Directions for this task: From the entries below, gather every line containing the string "background".

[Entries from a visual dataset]
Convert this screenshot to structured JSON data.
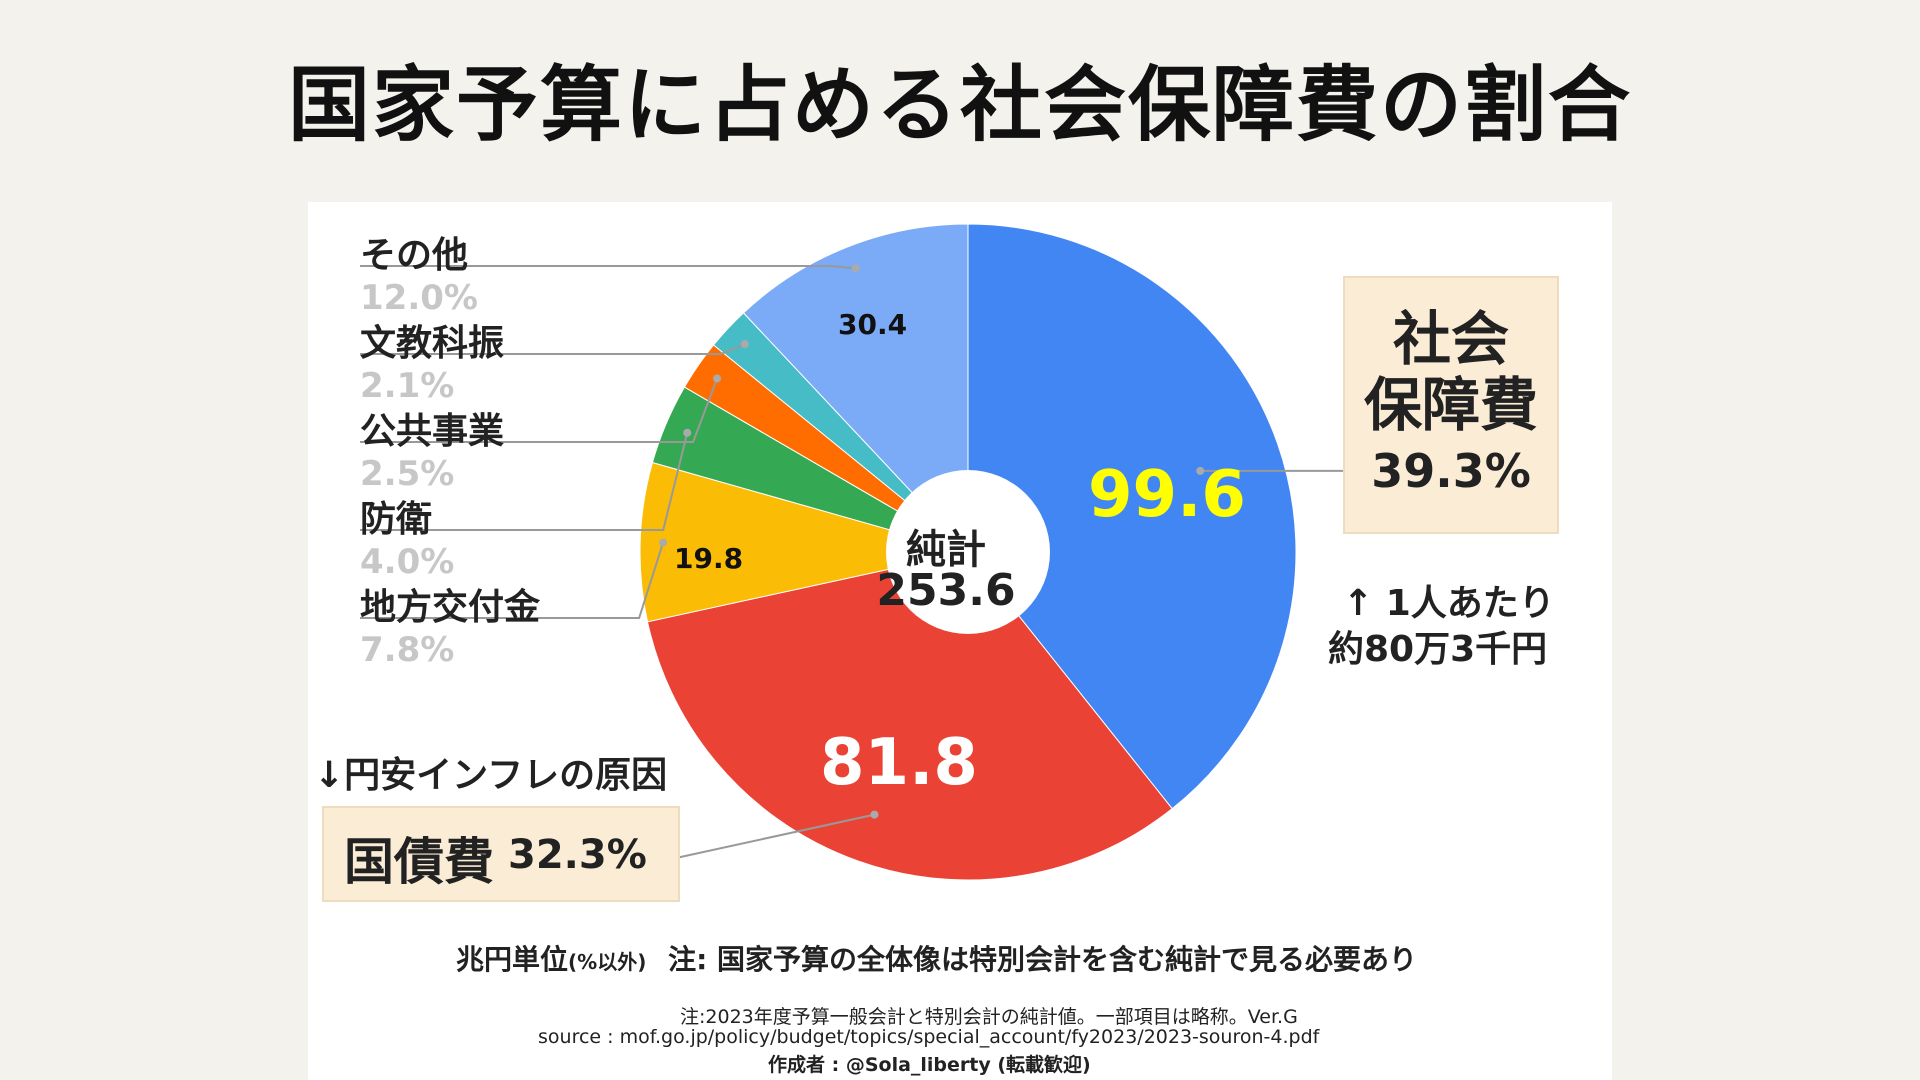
{
  "page": {
    "title": "国家予算に占める社会保障費の割合"
  },
  "chart_data": {
    "type": "pie",
    "title": "国家予算に占める社会保障費の割合",
    "unit_note": "兆円単位",
    "unit_note_sub": "(%以外)",
    "center_label": "純計",
    "total": "253.6",
    "slices": [
      {
        "name": "社会保障費",
        "value": 99.6,
        "percent": "39.3%",
        "color": "#4286f4"
      },
      {
        "name": "国債費",
        "value": 81.8,
        "percent": "32.3%",
        "color": "#ea4335"
      },
      {
        "name": "地方交付金",
        "value": 19.8,
        "percent": "7.8%",
        "color": "#fbbc05"
      },
      {
        "name": "防衛",
        "value": 10.1,
        "percent": "4.0%",
        "color": "#34a853"
      },
      {
        "name": "公共事業",
        "value": 6.3,
        "percent": "2.5%",
        "color": "#ff6d01"
      },
      {
        "name": "文教科振",
        "value": 5.4,
        "percent": "2.1%",
        "color": "#46bdc6"
      },
      {
        "name": "その他",
        "value": 30.4,
        "percent": "12.0%",
        "color": "#7baaf7"
      }
    ],
    "value_labels": [
      "99.6",
      "81.8",
      "19.8",
      "30.4"
    ],
    "annotations": {
      "per_person_line1": "↑ 1人あたり",
      "per_person_line2": "約80万3千円",
      "debt_cause": "↓円安インフレの原因"
    }
  },
  "boxes": {
    "social_line1": "社会",
    "social_line2": "保障費",
    "social_pct": "39.3%",
    "debt_name": "国債費",
    "debt_pct": "32.3%"
  },
  "left_labels": [
    {
      "name": "その他",
      "pct": "12.0%"
    },
    {
      "name": "文教科振",
      "pct": "2.1%"
    },
    {
      "name": "公共事業",
      "pct": "2.5%"
    },
    {
      "name": "防衛",
      "pct": "4.0%"
    },
    {
      "name": "地方交付金",
      "pct": "7.8%"
    }
  ],
  "footer": {
    "note_main": "注: 国家予算の全体像は特別会計を含む純計で見る必要あり",
    "note_small": "注:2023年度予算一般会計と特別会計の純計値。一部項目は略称。Ver.G",
    "source": "source : mof.go.jp/policy/budget/topics/special_account/fy2023/2023-souron-4.pdf",
    "author": "作成者 : @Sola_liberty (転載歓迎)"
  },
  "colors": {
    "value_label_highlight": "#ffff00",
    "value_label_light": "#ffffff",
    "value_label_dark": "#111111",
    "leader_line": "#999999"
  }
}
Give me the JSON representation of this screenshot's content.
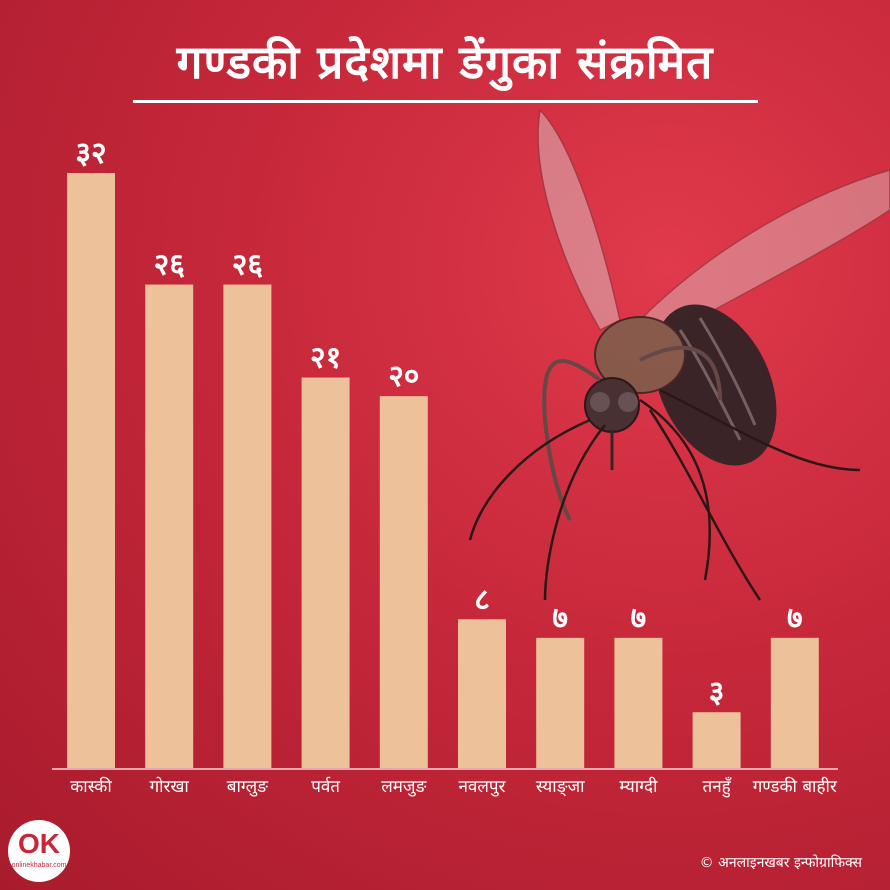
{
  "header": {
    "title": "गण्डकी प्रदेशमा डेंगुका संक्रमित"
  },
  "chart_data": {
    "type": "bar",
    "title": "गण्डकी प्रदेशमा डेंगुका संक्रमित",
    "categories": [
      "कास्की",
      "गोरखा",
      "बाग्लुङ",
      "पर्वत",
      "लमजुङ",
      "नवलपुर",
      "स्याङ्जा",
      "म्याग्दी",
      "तनहुँ",
      "गण्डकी बाहीर"
    ],
    "values": [
      32,
      26,
      26,
      21,
      20,
      8,
      7,
      7,
      3,
      7
    ],
    "value_labels": [
      "३२",
      "२६",
      "२६",
      "२१",
      "२०",
      "८",
      "७",
      "७",
      "३",
      "७"
    ],
    "ylim": [
      0,
      32
    ],
    "grid": false,
    "colors": {
      "bar": "#EDC199",
      "background": "#C6283A",
      "text": "#FFFFFF"
    }
  },
  "footer": {
    "credit": "© अनलाइनखबर इन्फोग्राफिक्स"
  },
  "logo": {
    "mark": "OK",
    "text": "onlinekhabar.com"
  },
  "icons": {
    "illustration": "mosquito-illustration"
  }
}
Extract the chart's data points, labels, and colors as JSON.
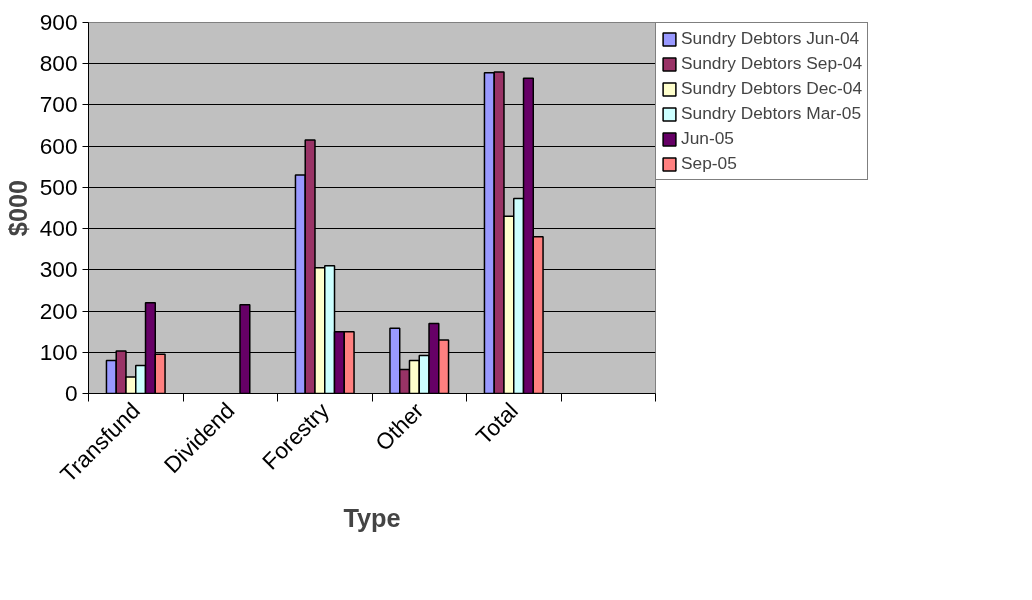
{
  "chart_data": {
    "type": "bar",
    "xlabel": "Type",
    "ylabel": "$000",
    "categories": [
      "Transfund",
      "Dividend",
      "Forestry",
      "Other",
      "Total",
      null
    ],
    "series": [
      {
        "name": "Sundry Debtors Jun-04",
        "color": "#9999ff",
        "values": [
          80,
          null,
          530,
          158,
          778,
          null
        ]
      },
      {
        "name": "Sundry Debtors Sep-04",
        "color": "#993366",
        "values": [
          103,
          null,
          615,
          58,
          780,
          null
        ]
      },
      {
        "name": "Sundry Debtors Dec-04",
        "color": "#ffffcc",
        "values": [
          40,
          null,
          305,
          80,
          430,
          null
        ]
      },
      {
        "name": "Sundry Debtors Mar-05",
        "color": "#ccffff",
        "values": [
          68,
          null,
          310,
          92,
          473,
          null
        ]
      },
      {
        "name": "Jun-05",
        "color": "#660066",
        "values": [
          220,
          215,
          150,
          170,
          765,
          null
        ]
      },
      {
        "name": "Sep-05",
        "color": "#ff8080",
        "values": [
          95,
          null,
          150,
          130,
          380,
          null
        ]
      }
    ],
    "ylim": [
      0,
      900
    ],
    "yticks": [
      0,
      100,
      200,
      300,
      400,
      500,
      600,
      700,
      800,
      900
    ],
    "grid": "y",
    "legend": "right"
  }
}
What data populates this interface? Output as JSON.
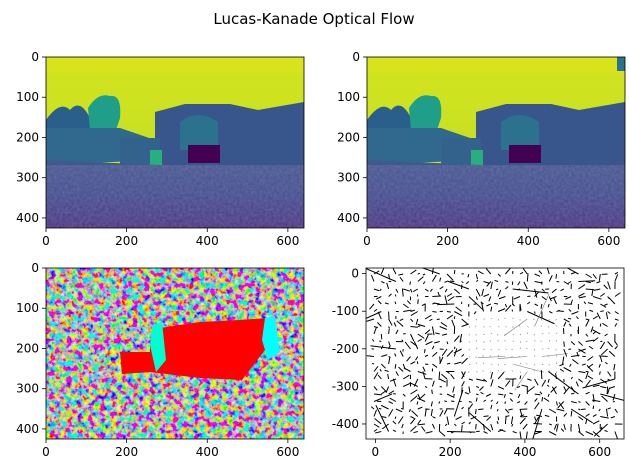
{
  "figure": {
    "title": "Lucas-Kanade Optical Flow"
  },
  "chart_data": [
    {
      "type": "heatmap",
      "panel": "frame-1",
      "colormap": "viridis",
      "content": "grayscale photo of stone gate ruin with trees, viridis colored",
      "xlim": [
        0,
        640
      ],
      "ylim": [
        425,
        0
      ],
      "xticks": [
        0,
        200,
        400,
        600
      ],
      "yticks": [
        0,
        100,
        200,
        300,
        400
      ]
    },
    {
      "type": "heatmap",
      "panel": "frame-2",
      "colormap": "viridis",
      "content": "second frame of the same scene, slightly shifted",
      "xlim": [
        0,
        640
      ],
      "ylim": [
        425,
        0
      ],
      "xticks": [
        0,
        200,
        400,
        600
      ],
      "yticks": [
        0,
        100,
        200,
        300,
        400
      ]
    },
    {
      "type": "heatmap",
      "panel": "flow-hsv",
      "colormap": "hsv",
      "content": "hue-encoded flow direction; large red region over the gate, cyan edges, noisy multicolor background",
      "xlim": [
        0,
        640
      ],
      "ylim": [
        425,
        0
      ],
      "xticks": [
        0,
        200,
        400,
        600
      ],
      "yticks": [
        0,
        100,
        200,
        300,
        400
      ]
    },
    {
      "type": "scatter",
      "panel": "flow-quiver",
      "content": "quiver plot of flow vectors on a grid",
      "xlim": [
        -25,
        665
      ],
      "ylim": [
        -440,
        15
      ],
      "xticks": [
        0,
        200,
        400,
        600
      ],
      "yticks": [
        0,
        -100,
        -200,
        -300,
        -400
      ]
    }
  ]
}
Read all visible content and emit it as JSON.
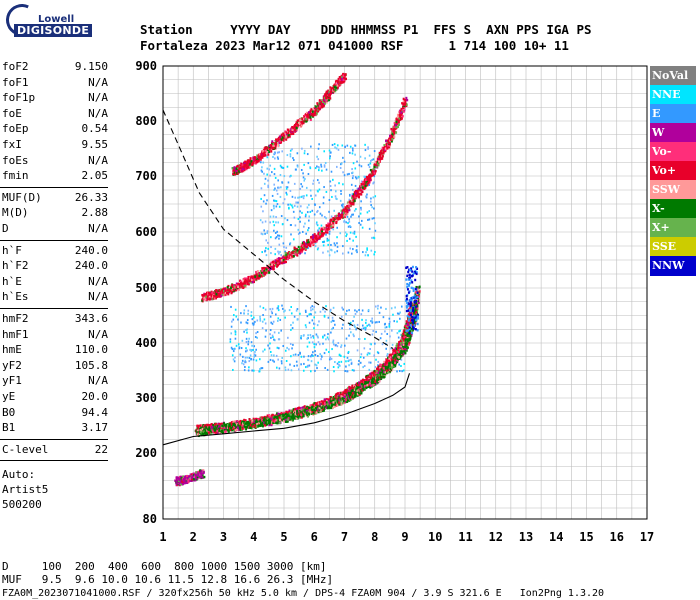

In response:
      "background": "#C6283A",
      "content": "hue-encoded flow direction; large red region over the gate, cyan edges, noisy multicolor background",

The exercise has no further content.